→ ARBEITSAUFTRAG:
Gib aus dem Text über Timo Hildebrands Karriereende den Abschnitt von „Stuttgart – Das“ bis einschließlich „Nationaltorwart nicht sein.“ wortgetreu wieder.

→ AUSGEWÄHLTER AUSZUG:
Timo Hildebrand spricht über sein nun offizielles Karriereende. Dabei blickt der bald 37-jährige Ex-Torhüter selbstkritisch zurück – und schaut auch optimistisch nach vorne.

Sport: Carlos Ubina (cu)

Stuttgart – Das war’s mit dem Profifußball. In wenigen Tagen, am 5. April, wird Timo Hildebrand 37 Jahre alt und eine Rückkehr auf die Bundesligabühne wird es nicht geben. Doch untätig wird der frühere Nationaltorwart nicht sein.

 

Auch von seinen vielen Fans in Stuttgart will sich Hildebrand noch gebührend verabschieden, wie er im Interview berichtet.

 
Herr Hildebrand, Ihr früherer Mannschaftskollege Raúl hat im vergangenen November seine Karriere mit dem Satz beendet: „Ich bin glücklich.“ Sind Sie auch glücklich?

→ DATENZEILEN:
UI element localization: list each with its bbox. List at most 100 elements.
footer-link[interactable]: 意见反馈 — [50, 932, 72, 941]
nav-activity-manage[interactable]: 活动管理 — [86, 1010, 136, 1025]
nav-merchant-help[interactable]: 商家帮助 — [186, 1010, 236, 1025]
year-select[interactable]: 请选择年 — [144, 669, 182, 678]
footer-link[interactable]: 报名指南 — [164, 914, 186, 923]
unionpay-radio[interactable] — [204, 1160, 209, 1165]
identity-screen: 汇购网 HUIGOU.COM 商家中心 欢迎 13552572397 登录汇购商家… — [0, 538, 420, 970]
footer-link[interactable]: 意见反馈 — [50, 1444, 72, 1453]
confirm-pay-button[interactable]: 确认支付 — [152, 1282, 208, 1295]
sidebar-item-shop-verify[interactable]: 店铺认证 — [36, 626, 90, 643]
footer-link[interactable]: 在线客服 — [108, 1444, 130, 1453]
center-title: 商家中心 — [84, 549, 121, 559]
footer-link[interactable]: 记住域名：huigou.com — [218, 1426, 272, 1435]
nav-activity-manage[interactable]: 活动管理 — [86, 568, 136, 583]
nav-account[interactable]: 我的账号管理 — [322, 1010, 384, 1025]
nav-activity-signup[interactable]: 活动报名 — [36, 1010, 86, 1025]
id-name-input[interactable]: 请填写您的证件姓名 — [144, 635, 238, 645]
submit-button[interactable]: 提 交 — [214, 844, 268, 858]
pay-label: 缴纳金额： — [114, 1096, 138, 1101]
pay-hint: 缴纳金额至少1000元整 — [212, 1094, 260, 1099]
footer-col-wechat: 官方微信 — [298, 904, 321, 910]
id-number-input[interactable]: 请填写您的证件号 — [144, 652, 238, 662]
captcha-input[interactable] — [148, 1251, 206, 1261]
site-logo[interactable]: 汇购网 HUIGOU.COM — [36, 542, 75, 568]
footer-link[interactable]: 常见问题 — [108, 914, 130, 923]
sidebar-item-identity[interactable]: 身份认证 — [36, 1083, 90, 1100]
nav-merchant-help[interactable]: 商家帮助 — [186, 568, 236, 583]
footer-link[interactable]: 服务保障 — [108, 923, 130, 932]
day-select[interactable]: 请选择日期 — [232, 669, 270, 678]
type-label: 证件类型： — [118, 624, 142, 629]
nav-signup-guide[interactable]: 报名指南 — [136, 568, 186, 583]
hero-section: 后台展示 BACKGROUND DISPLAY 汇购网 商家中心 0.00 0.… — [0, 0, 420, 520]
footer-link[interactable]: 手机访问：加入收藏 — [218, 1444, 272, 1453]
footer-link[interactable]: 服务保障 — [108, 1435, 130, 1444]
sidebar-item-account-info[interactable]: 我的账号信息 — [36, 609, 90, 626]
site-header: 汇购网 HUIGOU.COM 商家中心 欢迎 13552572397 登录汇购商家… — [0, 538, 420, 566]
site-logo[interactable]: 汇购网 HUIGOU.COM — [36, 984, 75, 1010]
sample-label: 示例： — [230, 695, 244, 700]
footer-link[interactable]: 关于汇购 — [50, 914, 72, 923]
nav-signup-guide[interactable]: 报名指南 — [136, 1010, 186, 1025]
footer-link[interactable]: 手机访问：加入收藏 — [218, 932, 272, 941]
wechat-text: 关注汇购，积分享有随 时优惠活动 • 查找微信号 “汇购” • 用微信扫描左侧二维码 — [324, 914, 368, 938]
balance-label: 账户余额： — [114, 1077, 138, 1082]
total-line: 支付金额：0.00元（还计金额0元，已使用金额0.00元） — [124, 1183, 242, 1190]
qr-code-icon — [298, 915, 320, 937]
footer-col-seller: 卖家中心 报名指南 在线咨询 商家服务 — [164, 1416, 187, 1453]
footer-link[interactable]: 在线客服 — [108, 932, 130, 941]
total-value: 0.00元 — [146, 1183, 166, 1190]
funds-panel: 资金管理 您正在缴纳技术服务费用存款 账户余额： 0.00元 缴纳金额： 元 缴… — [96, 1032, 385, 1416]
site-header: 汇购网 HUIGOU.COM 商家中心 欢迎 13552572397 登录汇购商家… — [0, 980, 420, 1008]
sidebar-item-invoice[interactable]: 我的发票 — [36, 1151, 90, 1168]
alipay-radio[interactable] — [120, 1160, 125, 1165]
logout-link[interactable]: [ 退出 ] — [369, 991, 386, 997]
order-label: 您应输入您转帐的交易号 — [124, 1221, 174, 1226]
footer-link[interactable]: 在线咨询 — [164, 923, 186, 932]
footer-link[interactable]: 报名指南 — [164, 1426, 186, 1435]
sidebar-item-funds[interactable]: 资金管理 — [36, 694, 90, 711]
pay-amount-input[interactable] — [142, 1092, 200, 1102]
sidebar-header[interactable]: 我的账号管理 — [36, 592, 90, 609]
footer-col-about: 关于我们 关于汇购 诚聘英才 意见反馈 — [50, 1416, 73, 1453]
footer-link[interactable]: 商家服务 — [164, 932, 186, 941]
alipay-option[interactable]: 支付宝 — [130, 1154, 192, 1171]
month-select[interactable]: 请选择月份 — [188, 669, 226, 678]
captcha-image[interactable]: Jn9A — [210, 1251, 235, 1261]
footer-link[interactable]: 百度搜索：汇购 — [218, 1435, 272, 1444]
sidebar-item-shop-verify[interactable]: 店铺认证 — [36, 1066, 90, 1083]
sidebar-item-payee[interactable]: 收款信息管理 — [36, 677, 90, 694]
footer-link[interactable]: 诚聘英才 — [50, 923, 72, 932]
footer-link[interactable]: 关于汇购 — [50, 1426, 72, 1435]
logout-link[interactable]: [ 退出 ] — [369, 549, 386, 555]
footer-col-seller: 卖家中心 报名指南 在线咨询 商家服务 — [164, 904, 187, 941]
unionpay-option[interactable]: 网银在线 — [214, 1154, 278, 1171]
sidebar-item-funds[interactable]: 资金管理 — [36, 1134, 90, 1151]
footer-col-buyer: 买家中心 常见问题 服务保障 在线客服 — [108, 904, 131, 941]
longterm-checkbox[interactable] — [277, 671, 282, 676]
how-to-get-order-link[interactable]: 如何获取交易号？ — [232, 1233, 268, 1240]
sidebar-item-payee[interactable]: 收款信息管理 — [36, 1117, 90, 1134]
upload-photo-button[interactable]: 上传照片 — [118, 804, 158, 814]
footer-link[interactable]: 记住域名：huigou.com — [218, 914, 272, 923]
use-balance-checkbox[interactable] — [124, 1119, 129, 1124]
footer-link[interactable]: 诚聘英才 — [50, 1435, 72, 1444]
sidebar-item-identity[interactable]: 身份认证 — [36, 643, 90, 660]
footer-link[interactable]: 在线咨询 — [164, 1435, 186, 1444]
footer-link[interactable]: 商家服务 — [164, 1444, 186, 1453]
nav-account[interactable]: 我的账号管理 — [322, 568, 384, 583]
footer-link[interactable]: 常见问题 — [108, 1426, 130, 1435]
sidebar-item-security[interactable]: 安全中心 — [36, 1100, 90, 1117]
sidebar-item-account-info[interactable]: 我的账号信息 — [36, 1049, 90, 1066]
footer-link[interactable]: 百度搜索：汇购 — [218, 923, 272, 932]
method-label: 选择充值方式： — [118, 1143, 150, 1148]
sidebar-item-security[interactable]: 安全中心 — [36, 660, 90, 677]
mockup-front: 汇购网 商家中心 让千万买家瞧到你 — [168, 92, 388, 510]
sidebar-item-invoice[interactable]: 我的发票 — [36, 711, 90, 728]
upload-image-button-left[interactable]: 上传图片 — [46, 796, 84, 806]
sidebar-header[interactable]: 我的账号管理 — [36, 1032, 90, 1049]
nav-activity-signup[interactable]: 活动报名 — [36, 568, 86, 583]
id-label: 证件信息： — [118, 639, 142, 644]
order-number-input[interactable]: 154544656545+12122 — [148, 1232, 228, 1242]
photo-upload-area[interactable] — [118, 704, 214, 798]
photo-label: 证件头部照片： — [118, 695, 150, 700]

→ SCHRIFTLICHE LÖSUNG:
Stuttgart – Das war’s mit dem Profifußball. In wenigen Tagen, am 5. April, wird Timo Hildebrand 37 Jahre alt und eine Rückkehr auf die Bundesligabühne wird es nicht geben. Doch untätig wird der frühere Nationaltorwart nicht sein.